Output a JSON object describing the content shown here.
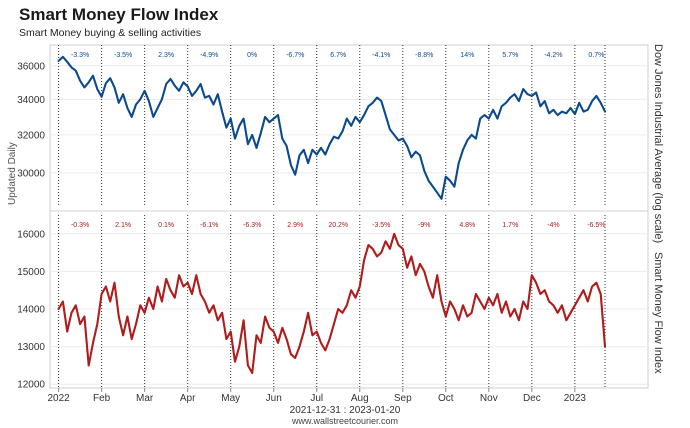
{
  "title": "Smart Money Flow Index",
  "subtitle": "Smart Money buying & selling activities",
  "updated_label": "Updated Daily",
  "date_range": "2021-12-31 : 2023-01-20",
  "source": "www.wallstreetcourier.com",
  "colors": {
    "top_series": "#0d4a8c",
    "bottom_series": "#b01c1c",
    "grid": "#ececec",
    "divider": "#333333"
  },
  "chart_data": [
    {
      "type": "line",
      "name": "Dow Jones Industrial Average",
      "ylabel": "Dow Jones Industrial Average (log scale)",
      "ylim": [
        28300,
        37300
      ],
      "yticks": [
        30000,
        32000,
        34000,
        36000
      ],
      "ytick_labels": [
        "30000",
        "32000",
        "34000",
        "36000"
      ],
      "xlim": [
        -0.2,
        13.7
      ],
      "xticks": [
        0,
        1,
        2,
        3,
        4,
        5,
        6,
        7,
        8,
        9,
        10,
        11,
        12
      ],
      "xtick_labels": [
        "2022",
        "Feb",
        "Mar",
        "Apr",
        "May",
        "Jun",
        "Jul",
        "Aug",
        "Sep",
        "Oct",
        "Nov",
        "Dec",
        "2023"
      ],
      "month_changes": [
        "-3.3%",
        "-3.5%",
        "2.3%",
        "-4.9%",
        "0%",
        "-6.7%",
        "6.7%",
        "-4.1%",
        "-8.8%",
        "14%",
        "5.7%",
        "-4.2%",
        "0.7%"
      ],
      "x": [
        0,
        0.1,
        0.2,
        0.3,
        0.4,
        0.5,
        0.6,
        0.7,
        0.8,
        0.9,
        1.0,
        1.1,
        1.2,
        1.3,
        1.4,
        1.5,
        1.6,
        1.7,
        1.8,
        1.9,
        2.0,
        2.1,
        2.2,
        2.3,
        2.4,
        2.5,
        2.6,
        2.7,
        2.8,
        2.9,
        3.0,
        3.1,
        3.2,
        3.3,
        3.4,
        3.5,
        3.6,
        3.7,
        3.8,
        3.9,
        4.0,
        4.1,
        4.2,
        4.3,
        4.4,
        4.5,
        4.6,
        4.7,
        4.8,
        4.9,
        5.0,
        5.1,
        5.2,
        5.3,
        5.4,
        5.5,
        5.6,
        5.7,
        5.8,
        5.9,
        6.0,
        6.1,
        6.2,
        6.3,
        6.4,
        6.5,
        6.6,
        6.7,
        6.8,
        6.9,
        7.0,
        7.1,
        7.2,
        7.3,
        7.4,
        7.5,
        7.6,
        7.7,
        7.8,
        7.9,
        8.0,
        8.1,
        8.2,
        8.3,
        8.4,
        8.5,
        8.6,
        8.7,
        8.8,
        8.9,
        9.0,
        9.1,
        9.2,
        9.3,
        9.4,
        9.5,
        9.6,
        9.7,
        9.8,
        9.9,
        10.0,
        10.1,
        10.2,
        10.3,
        10.4,
        10.5,
        10.6,
        10.7,
        10.8,
        10.9,
        11.0,
        11.1,
        11.2,
        11.3,
        11.4,
        11.5,
        11.6,
        11.7,
        11.8,
        11.9,
        12.0,
        12.1,
        12.2,
        12.3,
        12.4,
        12.5,
        12.6,
        12.7
      ],
      "values": [
        36300,
        36550,
        36250,
        35900,
        35700,
        35100,
        34700,
        35000,
        35400,
        34600,
        34150,
        34950,
        35250,
        34700,
        33800,
        34300,
        33500,
        33000,
        33700,
        34000,
        34500,
        33900,
        33000,
        33500,
        34000,
        34900,
        35200,
        34800,
        34500,
        35000,
        34750,
        34200,
        34500,
        34900,
        34100,
        34200,
        33700,
        34300,
        33300,
        32400,
        32900,
        31800,
        32500,
        32900,
        31500,
        32000,
        31300,
        32100,
        33000,
        32700,
        32900,
        33100,
        31800,
        31400,
        30400,
        29900,
        30900,
        31200,
        30500,
        31200,
        30950,
        31300,
        30950,
        31500,
        31900,
        31800,
        32200,
        32900,
        32500,
        33000,
        32700,
        33100,
        33600,
        33800,
        34100,
        33900,
        33100,
        32300,
        32000,
        31700,
        31800,
        31400,
        30800,
        31100,
        30900,
        30100,
        29600,
        29300,
        29000,
        28700,
        29800,
        29600,
        29300,
        30500,
        31200,
        31700,
        32000,
        31800,
        32900,
        33100,
        32900,
        33400,
        32900,
        33600,
        33800,
        34100,
        34300,
        33900,
        34600,
        34300,
        34200,
        34400,
        33600,
        33900,
        33200,
        33400,
        33100,
        33300,
        33200,
        33500,
        33150,
        33800,
        33300,
        33400,
        33900,
        34200,
        33800,
        33300
      ]
    },
    {
      "type": "line",
      "name": "Smart Money Flow Index",
      "ylabel": "Smart Money Flow Index",
      "ylim": [
        11900,
        16500
      ],
      "yticks": [
        12000,
        13000,
        14000,
        15000,
        16000
      ],
      "ytick_labels": [
        "12000",
        "13000",
        "14000",
        "15000",
        "16000"
      ],
      "xlim": [
        -0.2,
        13.7
      ],
      "xticks": [
        0,
        1,
        2,
        3,
        4,
        5,
        6,
        7,
        8,
        9,
        10,
        11,
        12
      ],
      "xtick_labels": [
        "2022",
        "Feb",
        "Mar",
        "Apr",
        "May",
        "Jun",
        "Jul",
        "Aug",
        "Sep",
        "Oct",
        "Nov",
        "Dec",
        "2023"
      ],
      "month_changes": [
        "-0.3%",
        "2.1%",
        "0.1%",
        "-6.1%",
        "-6.3%",
        "2.9%",
        "20.2%",
        "-3.5%",
        "-9%",
        "4.8%",
        "1.7%",
        "-4%",
        "-6.5%"
      ],
      "x": [
        0,
        0.1,
        0.2,
        0.3,
        0.4,
        0.5,
        0.6,
        0.7,
        0.8,
        0.9,
        1.0,
        1.1,
        1.2,
        1.3,
        1.4,
        1.5,
        1.6,
        1.7,
        1.8,
        1.9,
        2.0,
        2.1,
        2.2,
        2.3,
        2.4,
        2.5,
        2.6,
        2.7,
        2.8,
        2.9,
        3.0,
        3.1,
        3.2,
        3.3,
        3.4,
        3.5,
        3.6,
        3.7,
        3.8,
        3.9,
        4.0,
        4.1,
        4.2,
        4.3,
        4.4,
        4.5,
        4.6,
        4.7,
        4.8,
        4.9,
        5.0,
        5.1,
        5.2,
        5.3,
        5.4,
        5.5,
        5.6,
        5.7,
        5.8,
        5.9,
        6.0,
        6.1,
        6.2,
        6.3,
        6.4,
        6.5,
        6.6,
        6.7,
        6.8,
        6.9,
        7.0,
        7.1,
        7.2,
        7.3,
        7.4,
        7.5,
        7.6,
        7.7,
        7.8,
        7.9,
        8.0,
        8.1,
        8.2,
        8.3,
        8.4,
        8.5,
        8.6,
        8.7,
        8.8,
        8.9,
        9.0,
        9.1,
        9.2,
        9.3,
        9.4,
        9.5,
        9.6,
        9.7,
        9.8,
        9.9,
        10.0,
        10.1,
        10.2,
        10.3,
        10.4,
        10.5,
        10.6,
        10.7,
        10.8,
        10.9,
        11.0,
        11.1,
        11.2,
        11.3,
        11.4,
        11.5,
        11.6,
        11.7,
        11.8,
        11.9,
        12.0,
        12.1,
        12.2,
        12.3,
        12.4,
        12.5,
        12.6,
        12.7
      ],
      "values": [
        14000,
        14200,
        13400,
        13900,
        14100,
        13600,
        13800,
        12500,
        13100,
        13600,
        14400,
        14600,
        14200,
        14700,
        13800,
        13300,
        13800,
        13200,
        13600,
        14100,
        13900,
        14300,
        14000,
        14600,
        14200,
        14800,
        14500,
        14300,
        14900,
        14600,
        14700,
        14400,
        14900,
        14400,
        14200,
        13900,
        14100,
        13700,
        13900,
        13200,
        13400,
        12600,
        13000,
        13700,
        12500,
        12300,
        13300,
        13100,
        13800,
        13500,
        13400,
        13100,
        13500,
        13200,
        12800,
        12700,
        13000,
        13400,
        13900,
        13300,
        13400,
        13100,
        12900,
        13200,
        13600,
        14000,
        13900,
        14100,
        14500,
        14300,
        14600,
        15300,
        15700,
        15600,
        15400,
        15500,
        15800,
        15600,
        16000,
        15700,
        15600,
        15100,
        15400,
        14900,
        15200,
        15000,
        14600,
        14300,
        14900,
        14200,
        13800,
        14200,
        14000,
        13700,
        14100,
        13800,
        13900,
        14400,
        14200,
        14000,
        14300,
        14100,
        14400,
        13900,
        14200,
        13800,
        14000,
        13700,
        14200,
        14000,
        14900,
        14700,
        14400,
        14500,
        14200,
        14100,
        13900,
        14100,
        13700,
        13900,
        14100,
        14300,
        14500,
        14200,
        14600,
        14700,
        14400,
        13000
      ]
    }
  ]
}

········

**Aim of the exercise:**
Determine how many lines include the string "ylabel". Give no answer but the number.

**Answer to the exercise:**
2